- _ACTIONS TO TAKE_:
- A) Answer these from the Hawaii affordable housing article, one line each:
(i) How many units of the Olowalu Town project were pledged to affordable housing?
(ii) What is the current median price that low housing inventory has pushed the market up to?
(iii) Which organization predicts the median single-family home price will approach $800,000 in three years?
- B) Write the next few paragraphs of the Hawaii affordable housing article, picking up after its final sentence.
-- begin PROVIDED TEXT --
Hawaii may have reached a tipping point in assembling the political will needed to push for affordable housing. At least, Drew Astolfi hopes that’s the case.
Astolfi is executive director of the isle chapter of Faith Action for Community Equity (FACE), a nonprofit advocacy group primarily championing lower-income housing. He noted a kind of sea change at hearings held earlier this month on a West Maui project known as Olowalu Town. Half the project — 750 units — had been pledged to affordable housing.
Often the opposition to development — whether it’s based on environmental concerns or on general "not in my backyard" (NIMBY) resistance — has the dominant hand in debates, he said, but the tide seemed to turn this time. The upshot of the hearing: Housing needs had become paramount.
"Maybe there is a tipping point," Astolfi said. "I’m feeling it, anyway. I feel desperate to get affordable housing built — especially rentals, but for homeownership, too."
There’s reason for such worries, given the persistent Hawaii market conditions. Where housing markets in many states are skittering along at basement levels, the median price for a single-family home is predicted to approach $800,000 in three years, according to the University of Hawaii Economic Research Organization.
Already the low housing inventory has pushed the median up to $635,000, basically erasing the losses of the market crash — and pushing affordability even further beyond the grasp of many families. In this climate, it’s easy to conclude that the demand for affordable housing is outpacing efforts to meet it.
But some of the developers who specialize in this area, as well as the nonprofit corporations and organizations that work on behalf of needy residents, say progress is being made — slowly — and that there are additional strategies that can be tried. Approaches include: transit-oriented development where high-rise projects can be situated; land trusts that underwrite one of the principle costs; and master lease programs, with nonprofits helping the poorest people overcome hurdles with landlords.
In about a month, Hawaii housing professionals, advocates and government officials will gather with national experts at the National Conference on Affordable Housing in High Cost Areas (see page F4).
-- end PROVIDED TEXT --
-- begin PROVIDED INFORMATION --
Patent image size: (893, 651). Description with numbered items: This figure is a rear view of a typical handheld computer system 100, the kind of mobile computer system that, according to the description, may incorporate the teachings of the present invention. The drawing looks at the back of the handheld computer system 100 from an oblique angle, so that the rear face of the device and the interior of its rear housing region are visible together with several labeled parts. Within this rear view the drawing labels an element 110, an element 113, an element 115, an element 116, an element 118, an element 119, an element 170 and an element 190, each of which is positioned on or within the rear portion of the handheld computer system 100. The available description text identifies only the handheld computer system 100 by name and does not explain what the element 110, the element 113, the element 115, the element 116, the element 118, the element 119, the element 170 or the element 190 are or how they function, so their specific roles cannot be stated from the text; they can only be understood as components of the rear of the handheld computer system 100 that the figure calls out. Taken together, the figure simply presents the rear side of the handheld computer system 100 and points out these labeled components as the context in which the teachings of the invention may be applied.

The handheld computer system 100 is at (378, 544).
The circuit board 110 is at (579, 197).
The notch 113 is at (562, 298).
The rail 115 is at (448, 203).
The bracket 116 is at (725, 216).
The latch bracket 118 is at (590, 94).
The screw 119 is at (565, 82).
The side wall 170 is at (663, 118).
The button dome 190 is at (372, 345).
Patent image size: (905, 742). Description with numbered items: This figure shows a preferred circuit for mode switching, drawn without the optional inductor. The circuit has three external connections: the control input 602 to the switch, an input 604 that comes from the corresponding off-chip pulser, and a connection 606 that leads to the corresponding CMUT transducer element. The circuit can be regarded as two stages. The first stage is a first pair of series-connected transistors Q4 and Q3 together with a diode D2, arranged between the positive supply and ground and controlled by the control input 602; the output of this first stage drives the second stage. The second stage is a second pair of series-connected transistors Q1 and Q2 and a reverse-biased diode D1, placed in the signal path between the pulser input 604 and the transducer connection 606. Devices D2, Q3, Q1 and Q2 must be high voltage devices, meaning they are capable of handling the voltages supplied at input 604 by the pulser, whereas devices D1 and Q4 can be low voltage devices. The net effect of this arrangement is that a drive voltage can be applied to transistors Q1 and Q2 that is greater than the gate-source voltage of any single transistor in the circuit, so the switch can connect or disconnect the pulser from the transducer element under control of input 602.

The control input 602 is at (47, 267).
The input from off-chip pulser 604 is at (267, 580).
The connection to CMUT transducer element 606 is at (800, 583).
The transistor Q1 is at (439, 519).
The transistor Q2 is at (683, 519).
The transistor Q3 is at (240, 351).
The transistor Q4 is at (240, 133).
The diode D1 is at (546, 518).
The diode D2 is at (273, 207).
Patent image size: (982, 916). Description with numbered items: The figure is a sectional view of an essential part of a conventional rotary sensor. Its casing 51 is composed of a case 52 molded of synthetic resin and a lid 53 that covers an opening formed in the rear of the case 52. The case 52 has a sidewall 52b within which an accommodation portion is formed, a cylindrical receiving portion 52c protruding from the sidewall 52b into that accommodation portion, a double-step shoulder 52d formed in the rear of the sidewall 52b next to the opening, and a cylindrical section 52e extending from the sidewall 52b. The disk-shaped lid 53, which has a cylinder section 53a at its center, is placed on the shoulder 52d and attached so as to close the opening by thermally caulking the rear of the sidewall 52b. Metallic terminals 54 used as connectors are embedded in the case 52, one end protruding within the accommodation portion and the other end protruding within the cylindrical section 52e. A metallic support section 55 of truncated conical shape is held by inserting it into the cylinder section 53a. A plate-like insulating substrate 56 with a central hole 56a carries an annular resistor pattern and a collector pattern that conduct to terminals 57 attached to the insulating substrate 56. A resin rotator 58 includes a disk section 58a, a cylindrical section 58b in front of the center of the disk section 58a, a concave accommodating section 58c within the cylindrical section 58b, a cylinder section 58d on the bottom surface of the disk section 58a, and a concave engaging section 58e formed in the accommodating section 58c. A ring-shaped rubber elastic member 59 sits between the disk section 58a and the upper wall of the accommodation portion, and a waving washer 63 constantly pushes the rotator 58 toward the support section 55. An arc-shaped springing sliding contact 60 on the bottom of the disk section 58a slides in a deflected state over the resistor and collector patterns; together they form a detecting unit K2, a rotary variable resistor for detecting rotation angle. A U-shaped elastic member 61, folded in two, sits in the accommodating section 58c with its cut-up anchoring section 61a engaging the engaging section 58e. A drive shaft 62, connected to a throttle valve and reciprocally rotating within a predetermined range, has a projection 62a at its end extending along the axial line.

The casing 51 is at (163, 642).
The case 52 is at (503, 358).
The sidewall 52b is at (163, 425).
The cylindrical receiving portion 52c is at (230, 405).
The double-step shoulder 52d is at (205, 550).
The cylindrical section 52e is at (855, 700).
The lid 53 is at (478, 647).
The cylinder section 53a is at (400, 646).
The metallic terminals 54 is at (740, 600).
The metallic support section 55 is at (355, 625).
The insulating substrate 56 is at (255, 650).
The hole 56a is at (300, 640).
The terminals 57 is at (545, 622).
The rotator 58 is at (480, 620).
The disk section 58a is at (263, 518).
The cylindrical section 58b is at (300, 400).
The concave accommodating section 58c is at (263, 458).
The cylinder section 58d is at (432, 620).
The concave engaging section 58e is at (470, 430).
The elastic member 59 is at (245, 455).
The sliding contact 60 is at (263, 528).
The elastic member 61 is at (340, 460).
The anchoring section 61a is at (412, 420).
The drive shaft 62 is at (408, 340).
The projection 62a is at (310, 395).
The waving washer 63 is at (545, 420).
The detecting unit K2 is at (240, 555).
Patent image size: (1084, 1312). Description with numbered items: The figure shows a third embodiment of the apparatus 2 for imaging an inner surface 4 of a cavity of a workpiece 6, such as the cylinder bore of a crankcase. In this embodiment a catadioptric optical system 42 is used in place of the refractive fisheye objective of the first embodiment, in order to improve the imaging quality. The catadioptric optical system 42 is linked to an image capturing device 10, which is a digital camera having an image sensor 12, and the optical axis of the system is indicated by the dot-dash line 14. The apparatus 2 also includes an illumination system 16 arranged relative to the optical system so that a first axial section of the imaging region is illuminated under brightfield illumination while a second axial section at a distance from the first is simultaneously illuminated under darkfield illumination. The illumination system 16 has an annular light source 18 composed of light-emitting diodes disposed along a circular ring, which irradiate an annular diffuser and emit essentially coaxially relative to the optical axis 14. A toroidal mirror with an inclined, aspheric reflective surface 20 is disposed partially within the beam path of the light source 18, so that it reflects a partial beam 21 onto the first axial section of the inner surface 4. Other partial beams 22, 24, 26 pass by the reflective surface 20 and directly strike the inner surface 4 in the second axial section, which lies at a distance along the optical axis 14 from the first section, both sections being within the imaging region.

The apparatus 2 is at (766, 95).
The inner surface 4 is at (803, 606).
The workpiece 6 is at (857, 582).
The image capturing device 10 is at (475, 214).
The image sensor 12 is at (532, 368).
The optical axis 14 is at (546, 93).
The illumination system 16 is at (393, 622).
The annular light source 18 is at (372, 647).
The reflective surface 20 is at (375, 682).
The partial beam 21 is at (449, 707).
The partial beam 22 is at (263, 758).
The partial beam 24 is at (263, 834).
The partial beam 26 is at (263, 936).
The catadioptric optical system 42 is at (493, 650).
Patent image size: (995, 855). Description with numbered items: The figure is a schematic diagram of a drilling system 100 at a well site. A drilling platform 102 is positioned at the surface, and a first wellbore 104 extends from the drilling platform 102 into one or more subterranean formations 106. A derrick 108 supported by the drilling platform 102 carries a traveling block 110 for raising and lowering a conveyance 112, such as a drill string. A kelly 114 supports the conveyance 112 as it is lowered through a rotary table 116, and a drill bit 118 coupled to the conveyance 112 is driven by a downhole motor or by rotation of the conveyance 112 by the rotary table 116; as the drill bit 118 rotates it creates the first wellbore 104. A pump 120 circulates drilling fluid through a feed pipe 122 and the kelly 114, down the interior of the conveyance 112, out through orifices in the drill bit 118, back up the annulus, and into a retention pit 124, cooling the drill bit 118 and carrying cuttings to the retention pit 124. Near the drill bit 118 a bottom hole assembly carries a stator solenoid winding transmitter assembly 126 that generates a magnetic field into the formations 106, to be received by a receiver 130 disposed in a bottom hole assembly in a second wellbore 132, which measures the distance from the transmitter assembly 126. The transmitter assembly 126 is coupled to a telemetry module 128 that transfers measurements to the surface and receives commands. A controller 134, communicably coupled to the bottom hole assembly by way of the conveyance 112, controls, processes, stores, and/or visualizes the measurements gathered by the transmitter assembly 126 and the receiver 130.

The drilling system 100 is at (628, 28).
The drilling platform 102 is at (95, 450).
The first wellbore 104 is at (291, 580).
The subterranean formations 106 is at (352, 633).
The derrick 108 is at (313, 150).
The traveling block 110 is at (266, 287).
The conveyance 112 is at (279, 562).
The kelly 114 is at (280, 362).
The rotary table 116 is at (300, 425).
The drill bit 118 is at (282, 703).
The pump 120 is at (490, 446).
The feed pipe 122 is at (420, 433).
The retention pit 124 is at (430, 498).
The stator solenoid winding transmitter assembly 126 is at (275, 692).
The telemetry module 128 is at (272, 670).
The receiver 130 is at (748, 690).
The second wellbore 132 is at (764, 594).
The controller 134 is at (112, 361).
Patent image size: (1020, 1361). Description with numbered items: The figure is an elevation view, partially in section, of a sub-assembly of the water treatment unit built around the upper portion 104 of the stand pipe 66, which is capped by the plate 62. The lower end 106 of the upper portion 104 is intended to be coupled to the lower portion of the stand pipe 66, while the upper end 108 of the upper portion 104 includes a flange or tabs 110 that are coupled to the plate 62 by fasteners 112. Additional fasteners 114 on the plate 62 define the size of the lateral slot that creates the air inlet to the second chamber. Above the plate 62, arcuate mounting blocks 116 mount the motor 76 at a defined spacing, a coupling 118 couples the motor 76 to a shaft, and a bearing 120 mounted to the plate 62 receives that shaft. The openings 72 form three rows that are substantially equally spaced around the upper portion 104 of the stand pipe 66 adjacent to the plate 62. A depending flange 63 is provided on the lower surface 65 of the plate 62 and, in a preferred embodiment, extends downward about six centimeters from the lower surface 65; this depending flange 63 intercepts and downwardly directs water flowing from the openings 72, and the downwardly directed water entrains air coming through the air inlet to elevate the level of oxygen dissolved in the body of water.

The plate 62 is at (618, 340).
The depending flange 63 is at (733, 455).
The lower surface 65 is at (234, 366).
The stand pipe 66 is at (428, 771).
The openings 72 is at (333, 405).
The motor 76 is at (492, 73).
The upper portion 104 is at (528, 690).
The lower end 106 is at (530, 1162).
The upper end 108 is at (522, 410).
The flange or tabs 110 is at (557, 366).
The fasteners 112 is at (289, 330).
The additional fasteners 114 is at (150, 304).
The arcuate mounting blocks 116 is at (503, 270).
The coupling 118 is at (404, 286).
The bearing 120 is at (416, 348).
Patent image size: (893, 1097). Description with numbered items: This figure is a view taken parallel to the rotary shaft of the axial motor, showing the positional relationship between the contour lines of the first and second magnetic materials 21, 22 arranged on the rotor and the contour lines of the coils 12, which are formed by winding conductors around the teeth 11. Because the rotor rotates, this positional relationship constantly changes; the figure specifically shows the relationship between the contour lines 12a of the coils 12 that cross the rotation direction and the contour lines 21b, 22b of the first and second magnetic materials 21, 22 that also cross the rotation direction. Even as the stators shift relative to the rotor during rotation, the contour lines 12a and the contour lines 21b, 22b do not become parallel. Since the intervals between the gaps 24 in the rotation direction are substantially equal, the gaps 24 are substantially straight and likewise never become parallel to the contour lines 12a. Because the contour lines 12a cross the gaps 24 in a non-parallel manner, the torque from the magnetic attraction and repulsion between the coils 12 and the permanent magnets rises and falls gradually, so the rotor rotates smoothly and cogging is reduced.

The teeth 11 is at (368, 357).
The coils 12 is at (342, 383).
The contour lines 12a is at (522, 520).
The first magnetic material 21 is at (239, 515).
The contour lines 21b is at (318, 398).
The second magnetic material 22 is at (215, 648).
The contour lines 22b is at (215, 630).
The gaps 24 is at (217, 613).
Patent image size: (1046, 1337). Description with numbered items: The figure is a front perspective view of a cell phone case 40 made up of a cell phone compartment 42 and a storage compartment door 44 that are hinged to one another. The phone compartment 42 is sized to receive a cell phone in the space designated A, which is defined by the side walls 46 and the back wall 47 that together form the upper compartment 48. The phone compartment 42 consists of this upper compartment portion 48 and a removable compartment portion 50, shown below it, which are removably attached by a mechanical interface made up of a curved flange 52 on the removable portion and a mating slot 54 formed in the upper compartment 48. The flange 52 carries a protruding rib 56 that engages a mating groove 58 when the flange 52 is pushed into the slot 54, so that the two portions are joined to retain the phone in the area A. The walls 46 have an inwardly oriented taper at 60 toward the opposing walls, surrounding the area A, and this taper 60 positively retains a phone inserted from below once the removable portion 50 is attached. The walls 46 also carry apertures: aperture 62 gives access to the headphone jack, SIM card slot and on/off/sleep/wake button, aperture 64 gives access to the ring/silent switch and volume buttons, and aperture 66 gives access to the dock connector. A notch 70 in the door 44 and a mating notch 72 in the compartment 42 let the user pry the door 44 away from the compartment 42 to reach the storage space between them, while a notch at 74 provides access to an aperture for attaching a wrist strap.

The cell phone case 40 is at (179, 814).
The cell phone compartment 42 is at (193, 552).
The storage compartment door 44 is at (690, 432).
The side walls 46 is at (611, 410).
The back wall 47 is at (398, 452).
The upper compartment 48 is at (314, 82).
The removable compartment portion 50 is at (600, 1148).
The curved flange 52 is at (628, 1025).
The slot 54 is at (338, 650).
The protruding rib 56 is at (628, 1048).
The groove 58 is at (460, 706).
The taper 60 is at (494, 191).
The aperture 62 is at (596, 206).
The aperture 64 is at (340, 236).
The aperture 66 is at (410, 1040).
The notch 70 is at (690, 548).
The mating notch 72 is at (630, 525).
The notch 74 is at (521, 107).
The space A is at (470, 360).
-- end PROVIDED INFORMATION --
- _RESPONSES TO THE TASKS_:
- A)
(i) 750 units
(ii) $635,000
(iii) The University of Hawaii Economic Research Organization

- B)
Counties set the level for what qualifies as "affordable," said Kevin Carney, one of the event’s organizers and regional vice president of EAH Hawaii, a nonprofit housing development and management company. On Oahu, the criteria is housing priced for purchase by households bringing in 140 percent of the area median income (AMI) or below.
"At the top levels, you need a six-figure income to qualify for those," Carney said. "You need to get to 80 percent and below of AMI to be affordable for middle managers, and 60 percent and below to talk about the service industry."
Carney is also president of the board of Housing Hawaii, the 501(c)3 nonprofit coalition formed to advocate for affordable housing interests following the last national conference held in Hawaii, which was 2005. Independently of the Sept. 11-12 conference, there’s a lot going on.
Some of the state’s gradual progress toward affordable housing goals stems from work by the Hawaii Housing Finance & Development Corp., he said, the agency that awards the tax credits developers use to keep unit prices and rents down.
Among its more recent projects, the corporation partnered with a private nonprofit developer, Pacific Housing Assistance Corp., and broke ground on a 160-unit rental project for seniors in Iwilei.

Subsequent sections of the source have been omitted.